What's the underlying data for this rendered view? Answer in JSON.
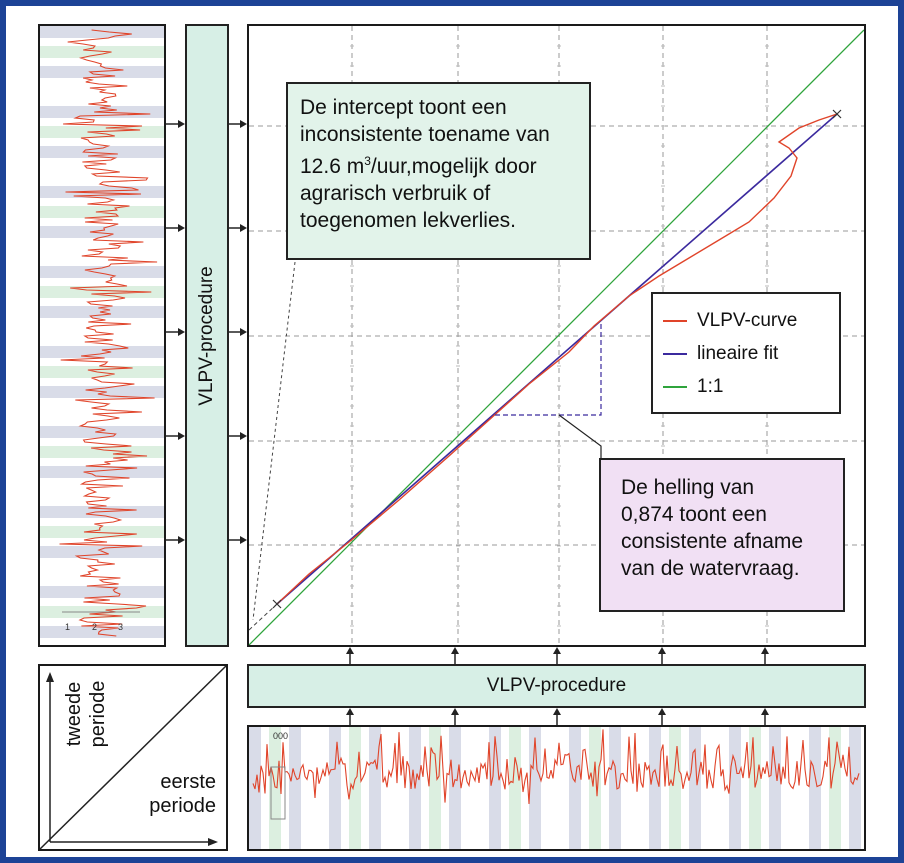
{
  "callouts": {
    "intercept": {
      "line1": "De intercept toont een",
      "line2": "inconsistente toename van",
      "line3_pre": "12.6 m",
      "line3_sup": "3",
      "line3_post": "/uur,mogelijk door",
      "line4": "agrarisch verbruik of",
      "line5": "toegenomen lekverlies."
    },
    "slope": {
      "line1": "De helling van",
      "line2": "0,874 toont een",
      "line3": "consistente afname",
      "line4": "van de watervraag."
    }
  },
  "procedure": {
    "vertical_label": "VLPV-procedure",
    "horizontal_label": "VLPV-procedure"
  },
  "legend": {
    "items": [
      {
        "label": "VLPV-curve",
        "color": "#e0442a"
      },
      {
        "label": "lineaire fit",
        "color": "#3b2a9e"
      },
      {
        "label": "1:1",
        "color": "#2fa43c"
      }
    ]
  },
  "corner": {
    "y_label_line1": "tweede",
    "y_label_line2": "periode",
    "x_label_line1": "eerste",
    "x_label_line2": "periode"
  },
  "mini_ticks": {
    "left_panel": [
      "1",
      "2",
      "3"
    ],
    "bottom_panel": "000"
  },
  "colors": {
    "frame": "#1d4396",
    "procedure_box": "#d7efe6",
    "intercept_box": "#e2f3ea",
    "slope_box": "#f1e0f4",
    "series": "#e0442a",
    "fit": "#3b2a9e",
    "identity": "#2fa43c",
    "band_grey": "#d9dce8",
    "band_green": "#dcefe0"
  }
}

• [WORK REQUIRED]
The output is the data above, repeated exactly, with pictures omitted.

• [RESPONSE TO THIS EXERCISE]
What's the underlying data for this rendered view? Answer in JSON.
{
  "callouts": {
    "intercept": {
      "line1": "De intercept toont een",
      "line2": "inconsistente toename van",
      "line3_pre": "12.6 m",
      "line3_sup": "3",
      "line3_post": "/uur,mogelijk door",
      "line4": "agrarisch verbruik of",
      "line5": "toegenomen lekverlies."
    },
    "slope": {
      "line1": "De helling van",
      "line2": "0,874 toont een",
      "line3": "consistente afname",
      "line4": "van de watervraag."
    }
  },
  "procedure": {
    "vertical_label": "VLPV-procedure",
    "horizontal_label": "VLPV-procedure"
  },
  "legend": {
    "items": [
      {
        "label": "VLPV-curve",
        "color": "#e0442a"
      },
      {
        "label": "lineaire fit",
        "color": "#3b2a9e"
      },
      {
        "label": "1:1",
        "color": "#2fa43c"
      }
    ]
  },
  "corner": {
    "y_label_line1": "tweede",
    "y_label_line2": "periode",
    "x_label_line1": "eerste",
    "x_label_line2": "periode"
  },
  "mini_ticks": {
    "left_panel": [
      "1",
      "2",
      "3"
    ],
    "bottom_panel": "000"
  },
  "colors": {
    "frame": "#1d4396",
    "procedure_box": "#d7efe6",
    "intercept_box": "#e2f3ea",
    "slope_box": "#f1e0f4",
    "series": "#e0442a",
    "fit": "#3b2a9e",
    "identity": "#2fa43c",
    "band_grey": "#d9dce8",
    "band_green": "#dcefe0"
  }
}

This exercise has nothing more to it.